**Tugas tertulis 1:**
Dalam kutipan bacaan tentang kritik, kapan menerima kritik terasa makin tidak nyaman?
**Tugas tertulis 2:**
Salin persis bagian kutipan bacaan tentang kritik, seluruhnya mulai dari "Sehalus apapun, menerima" sampai ke "tanpa menyakiti perasaannya?".

**Kutipan bacaan:**
————

Sehalus apapun, menerima kritik kerapkali menimbulkan perasaan tidak nyaman, apalagi kalau disampaikan didepan orang banyak dan dengan cara yang terkesan merendahkan dan menghakimi.
Sepertinya hampir semua orang sepakat bahwa kritik adalah bagian penting dari kehidupan untuk tumbuh dan berkembang, tetapi mengapa saat menerima kritik banyak orang yang merasa terluka, marah atau defensif? Adakah sesuatu yang salah? Kita terlalu sensitif? Cara menyampaikan kritiknya kurang benar? Bisakah kita menerima kritik dengan nyaman dan damai? Bisakah kita mengkritik seseorang tanpa menyakiti perasaannya?
Sebelum membahas lebih jauh, tampaknya kita perlu mengawali dengan pertanyaan mengapa kita memberikan kritik. Pertanyaan yang harus dijawab dengan jujur. Apakah untuk membantu seseorang menjadi lebih baik? Apakah untuk menciptakan kondisi yang lebih baik? Ataukah hanya untuk memberi makan kepada ego kita atau bahkan hanya untuk menyakiti seseorang?

————

**Data tercatat:**
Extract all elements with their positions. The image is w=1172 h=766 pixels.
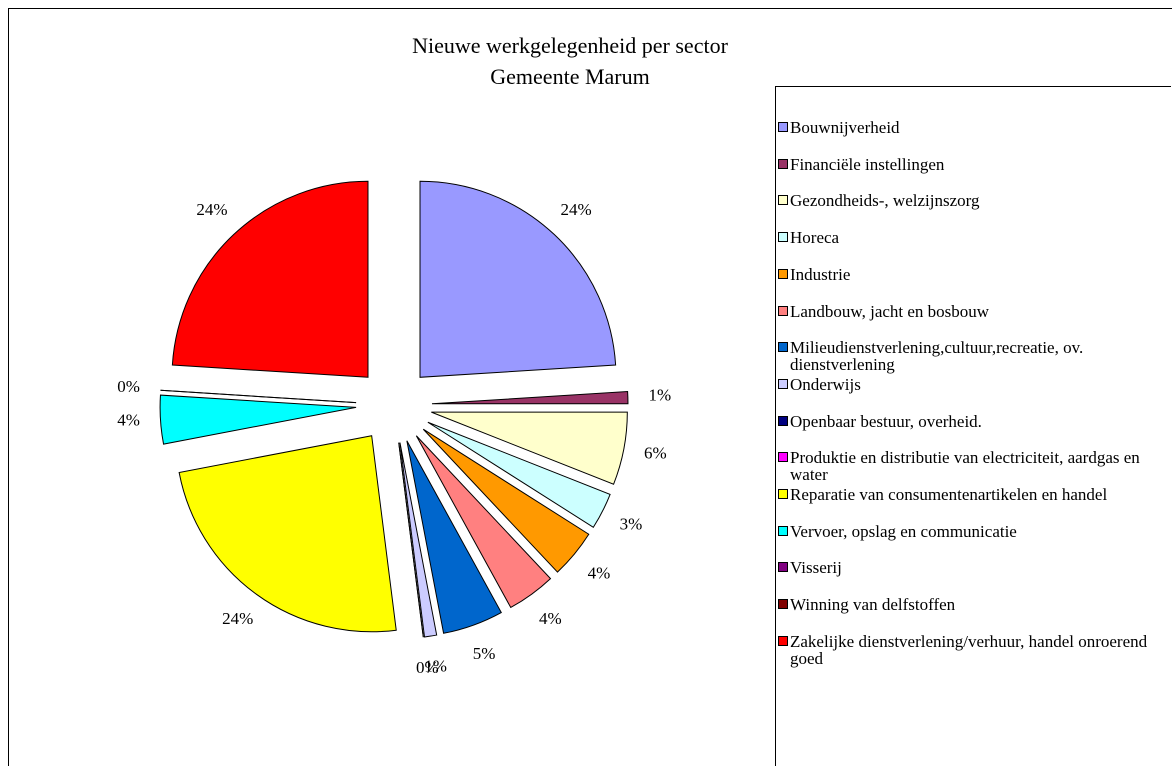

————

**Hasil tugas 1:**
Saat kritik disampaikan di depan orang banyak dengan cara yang terkesan merendahkan dan menghakimi.

**Hasil tugas 2:**
Sehalus apapun, menerima kritik kerapkali menimbulkan perasaan tidak nyaman, apalagi kalau disampaikan didepan orang banyak dan dengan cara yang terkesan merendahkan dan menghakimi.
Sepertinya hampir semua orang sepakat bahwa kritik adalah bagian penting dari kehidupan untuk tumbuh dan berkembang, tetapi mengapa saat menerima kritik banyak orang yang merasa terluka, marah atau defensif? Adakah sesuatu yang salah? Kita terlalu sensitif? Cara menyampaikan kritiknya kurang benar? Bisakah kita menerima kritik dengan nyaman dan damai? Bisakah kita mengkritik seseorang tanpa menyakiti perasaannya?